REQUEST —
Find all lines in the records that include the word "taught", and copy them out.

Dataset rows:
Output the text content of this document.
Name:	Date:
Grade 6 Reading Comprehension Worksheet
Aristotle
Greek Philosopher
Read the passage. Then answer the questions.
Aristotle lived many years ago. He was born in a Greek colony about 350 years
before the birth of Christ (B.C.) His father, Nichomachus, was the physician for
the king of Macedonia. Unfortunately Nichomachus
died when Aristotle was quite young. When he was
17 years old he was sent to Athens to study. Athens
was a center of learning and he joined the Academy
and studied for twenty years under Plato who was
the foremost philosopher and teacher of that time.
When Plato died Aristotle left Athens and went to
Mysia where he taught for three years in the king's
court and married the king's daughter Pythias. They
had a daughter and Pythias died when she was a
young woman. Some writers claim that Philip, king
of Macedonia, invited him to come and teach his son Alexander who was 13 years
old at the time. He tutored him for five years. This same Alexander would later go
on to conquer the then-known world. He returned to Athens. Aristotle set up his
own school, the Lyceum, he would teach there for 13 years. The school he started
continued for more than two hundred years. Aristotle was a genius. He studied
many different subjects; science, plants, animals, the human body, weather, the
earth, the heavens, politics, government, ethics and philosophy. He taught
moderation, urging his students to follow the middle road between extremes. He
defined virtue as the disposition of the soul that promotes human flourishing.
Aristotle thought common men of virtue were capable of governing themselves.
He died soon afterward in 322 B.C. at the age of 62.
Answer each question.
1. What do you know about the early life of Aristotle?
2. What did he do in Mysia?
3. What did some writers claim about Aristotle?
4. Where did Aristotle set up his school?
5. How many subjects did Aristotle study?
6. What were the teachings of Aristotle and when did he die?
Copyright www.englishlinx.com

PROBLEM SOLUTION —
Mysia where he taught for three years in the king's
earth, the heavens, politics, government, ethics and philosophy. He taught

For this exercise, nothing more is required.